Goal =
In your copy, reproduce the entries exactly as they are, minus the images.

Dataset listings of figures
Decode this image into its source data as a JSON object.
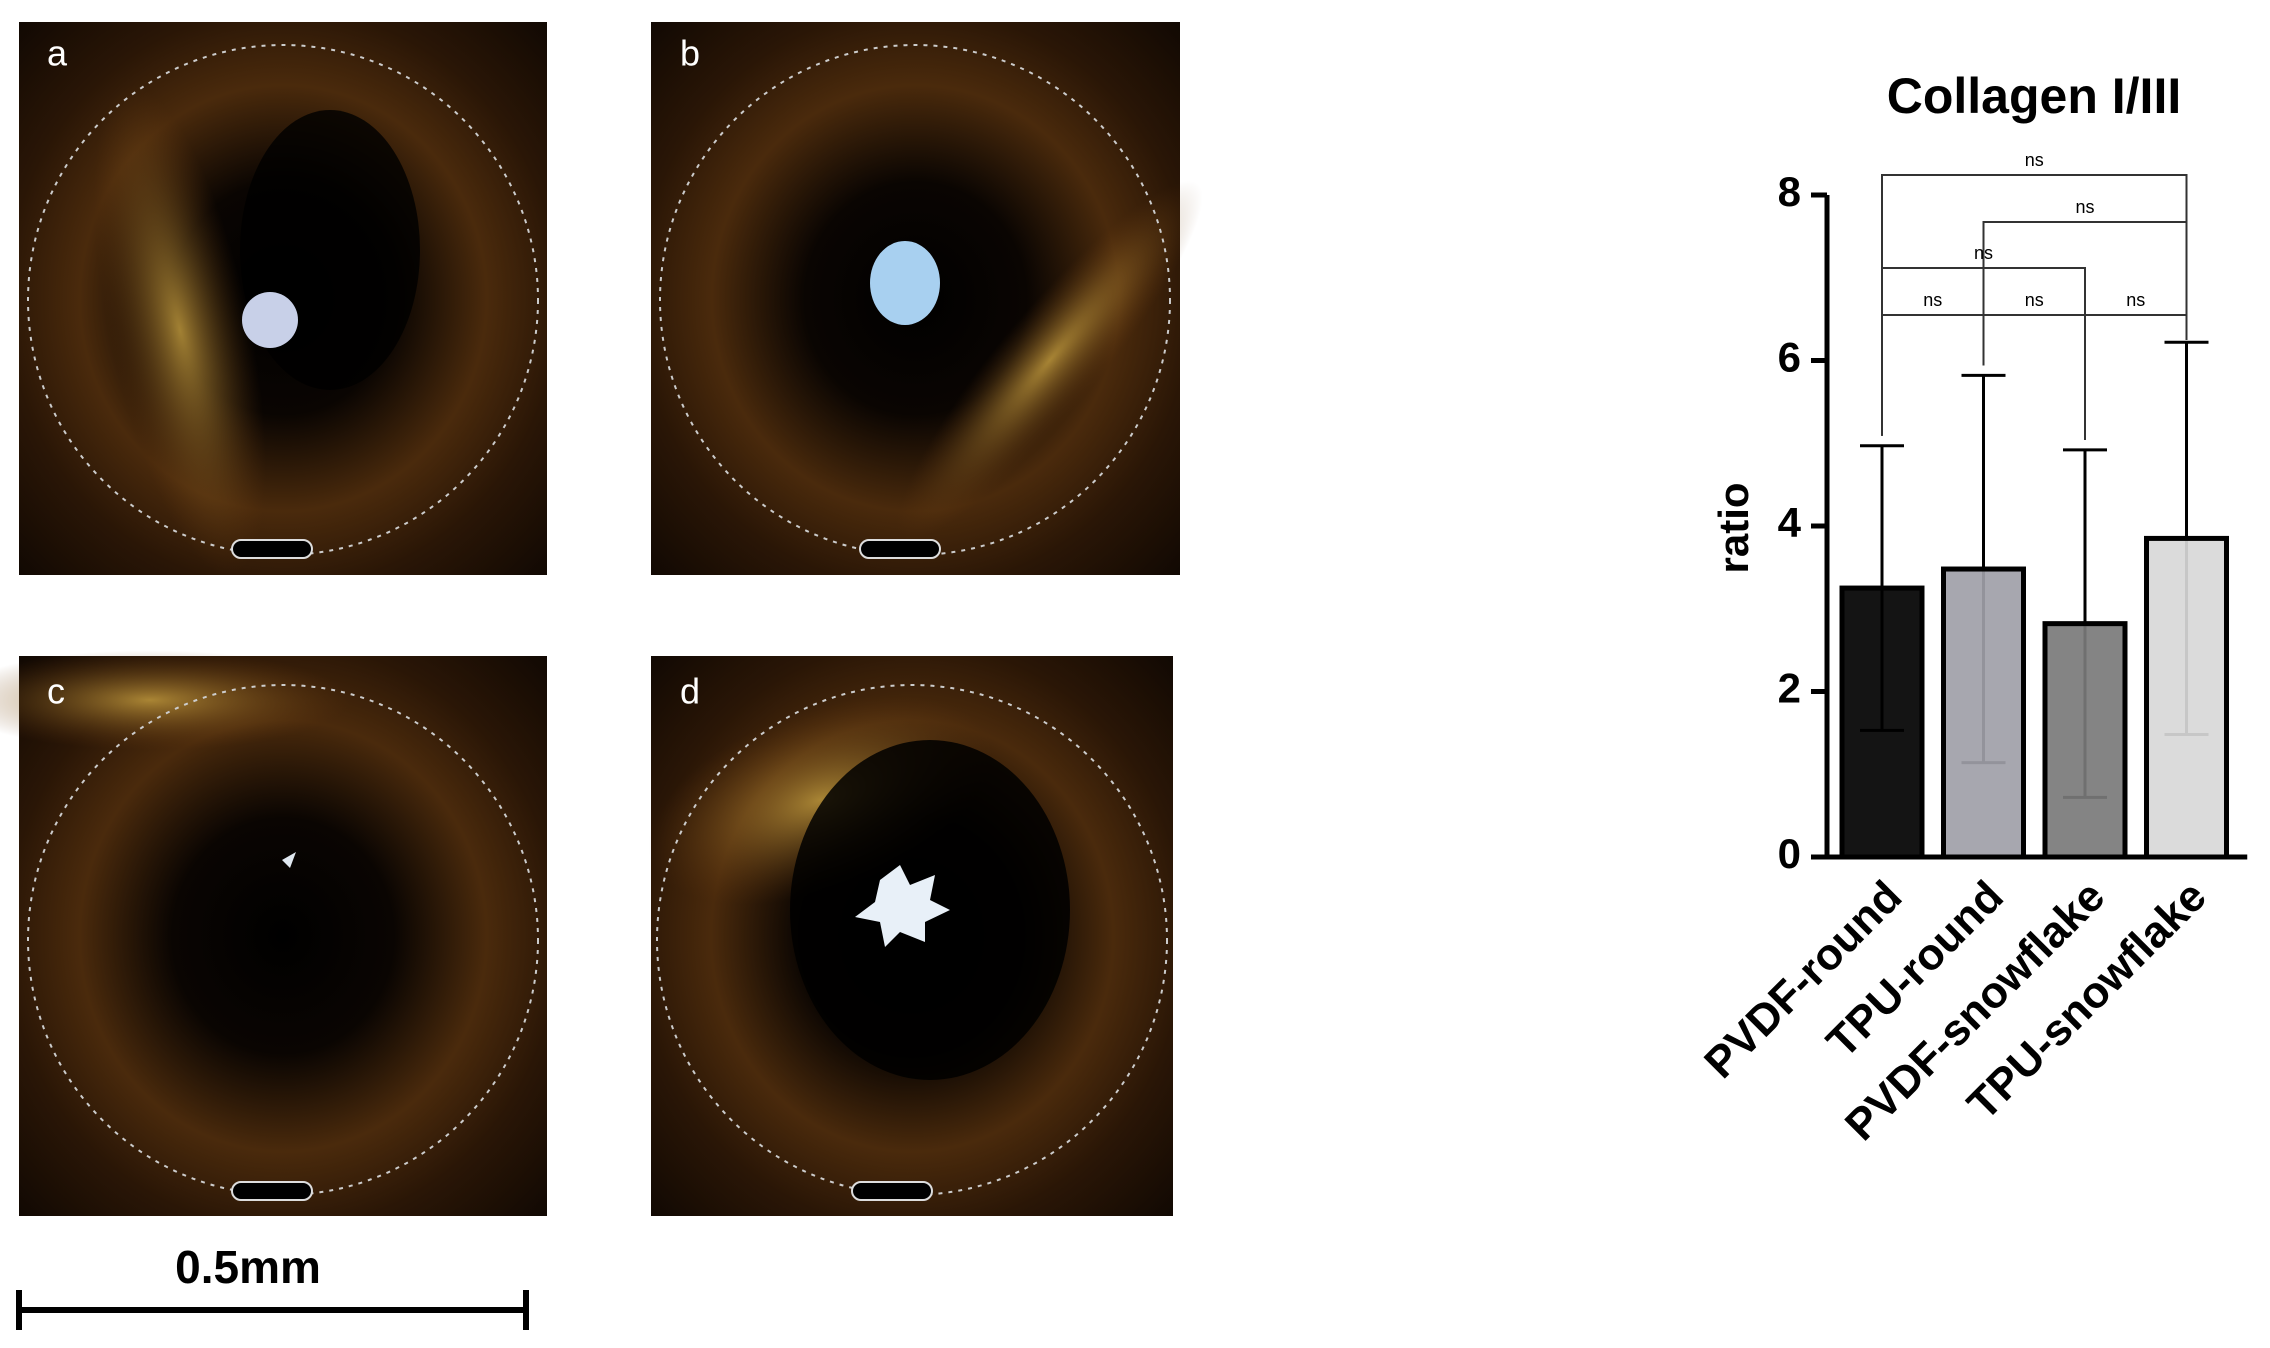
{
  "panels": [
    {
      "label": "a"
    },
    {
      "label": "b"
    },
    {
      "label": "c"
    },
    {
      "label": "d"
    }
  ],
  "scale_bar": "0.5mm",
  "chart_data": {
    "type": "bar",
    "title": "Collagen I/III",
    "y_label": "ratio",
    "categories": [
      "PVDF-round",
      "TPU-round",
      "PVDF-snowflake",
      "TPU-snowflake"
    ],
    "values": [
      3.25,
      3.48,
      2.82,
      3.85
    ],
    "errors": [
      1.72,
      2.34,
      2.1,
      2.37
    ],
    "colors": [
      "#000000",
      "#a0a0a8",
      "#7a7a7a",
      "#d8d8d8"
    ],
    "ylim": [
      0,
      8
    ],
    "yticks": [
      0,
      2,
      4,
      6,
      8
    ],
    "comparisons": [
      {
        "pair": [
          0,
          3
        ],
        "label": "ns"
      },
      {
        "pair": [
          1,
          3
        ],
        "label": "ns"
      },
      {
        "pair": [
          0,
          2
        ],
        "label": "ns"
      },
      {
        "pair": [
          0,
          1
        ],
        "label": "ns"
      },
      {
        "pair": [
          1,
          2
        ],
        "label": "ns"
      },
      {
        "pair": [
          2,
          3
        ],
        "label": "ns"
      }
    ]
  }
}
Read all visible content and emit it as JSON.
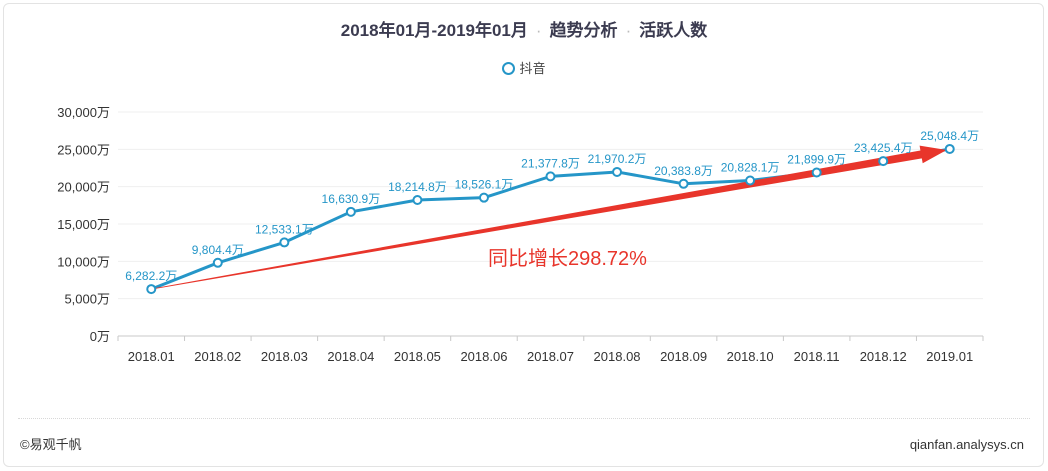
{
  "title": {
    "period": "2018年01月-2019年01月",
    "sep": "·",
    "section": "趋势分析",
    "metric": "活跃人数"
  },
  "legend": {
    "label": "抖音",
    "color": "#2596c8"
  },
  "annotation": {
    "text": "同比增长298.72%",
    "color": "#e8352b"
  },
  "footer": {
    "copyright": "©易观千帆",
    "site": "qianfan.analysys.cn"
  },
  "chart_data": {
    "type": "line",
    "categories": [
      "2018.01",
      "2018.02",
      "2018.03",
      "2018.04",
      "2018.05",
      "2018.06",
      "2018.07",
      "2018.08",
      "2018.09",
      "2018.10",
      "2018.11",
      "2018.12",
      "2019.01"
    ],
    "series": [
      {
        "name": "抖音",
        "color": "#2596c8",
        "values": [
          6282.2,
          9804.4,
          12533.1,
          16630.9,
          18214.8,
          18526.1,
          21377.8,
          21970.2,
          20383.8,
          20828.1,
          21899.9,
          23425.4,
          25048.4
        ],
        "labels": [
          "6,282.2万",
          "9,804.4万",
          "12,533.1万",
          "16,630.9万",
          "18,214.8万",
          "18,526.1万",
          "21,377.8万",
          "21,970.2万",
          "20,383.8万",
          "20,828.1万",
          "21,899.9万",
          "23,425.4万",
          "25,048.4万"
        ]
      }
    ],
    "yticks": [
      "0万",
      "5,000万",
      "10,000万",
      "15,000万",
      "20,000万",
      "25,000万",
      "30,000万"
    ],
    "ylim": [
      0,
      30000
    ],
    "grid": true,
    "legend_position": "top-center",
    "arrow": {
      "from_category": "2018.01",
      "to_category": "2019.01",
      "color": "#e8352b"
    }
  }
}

Answer below =
Decode this image into its source data as a JSON object.
{
  "panels": [
    {
      "label": "a"
    },
    {
      "label": "b"
    },
    {
      "label": "c"
    },
    {
      "label": "d"
    }
  ],
  "scale_bar": "0.5mm",
  "chart_data": {
    "type": "bar",
    "title": "Collagen I/III",
    "y_label": "ratio",
    "categories": [
      "PVDF-round",
      "TPU-round",
      "PVDF-snowflake",
      "TPU-snowflake"
    ],
    "values": [
      3.25,
      3.48,
      2.82,
      3.85
    ],
    "errors": [
      1.72,
      2.34,
      2.1,
      2.37
    ],
    "colors": [
      "#000000",
      "#a0a0a8",
      "#7a7a7a",
      "#d8d8d8"
    ],
    "ylim": [
      0,
      8
    ],
    "yticks": [
      0,
      2,
      4,
      6,
      8
    ],
    "comparisons": [
      {
        "pair": [
          0,
          3
        ],
        "label": "ns"
      },
      {
        "pair": [
          1,
          3
        ],
        "label": "ns"
      },
      {
        "pair": [
          0,
          2
        ],
        "label": "ns"
      },
      {
        "pair": [
          0,
          1
        ],
        "label": "ns"
      },
      {
        "pair": [
          1,
          2
        ],
        "label": "ns"
      },
      {
        "pair": [
          2,
          3
        ],
        "label": "ns"
      }
    ]
  }
}
Read all visible content and emit it as JSON.
{
  "title": {
    "period": "2018年01月-2019年01月",
    "sep": "·",
    "section": "趋势分析",
    "metric": "活跃人数"
  },
  "legend": {
    "label": "抖音",
    "color": "#2596c8"
  },
  "annotation": {
    "text": "同比增长298.72%",
    "color": "#e8352b"
  },
  "footer": {
    "copyright": "©易观千帆",
    "site": "qianfan.analysys.cn"
  },
  "chart_data": {
    "type": "line",
    "categories": [
      "2018.01",
      "2018.02",
      "2018.03",
      "2018.04",
      "2018.05",
      "2018.06",
      "2018.07",
      "2018.08",
      "2018.09",
      "2018.10",
      "2018.11",
      "2018.12",
      "2019.01"
    ],
    "series": [
      {
        "name": "抖音",
        "color": "#2596c8",
        "values": [
          6282.2,
          9804.4,
          12533.1,
          16630.9,
          18214.8,
          18526.1,
          21377.8,
          21970.2,
          20383.8,
          20828.1,
          21899.9,
          23425.4,
          25048.4
        ],
        "labels": [
          "6,282.2万",
          "9,804.4万",
          "12,533.1万",
          "16,630.9万",
          "18,214.8万",
          "18,526.1万",
          "21,377.8万",
          "21,970.2万",
          "20,383.8万",
          "20,828.1万",
          "21,899.9万",
          "23,425.4万",
          "25,048.4万"
        ]
      }
    ],
    "yticks": [
      "0万",
      "5,000万",
      "10,000万",
      "15,000万",
      "20,000万",
      "25,000万",
      "30,000万"
    ],
    "ylim": [
      0,
      30000
    ],
    "grid": true,
    "legend_position": "top-center",
    "arrow": {
      "from_category": "2018.01",
      "to_category": "2019.01",
      "color": "#e8352b"
    }
  }
}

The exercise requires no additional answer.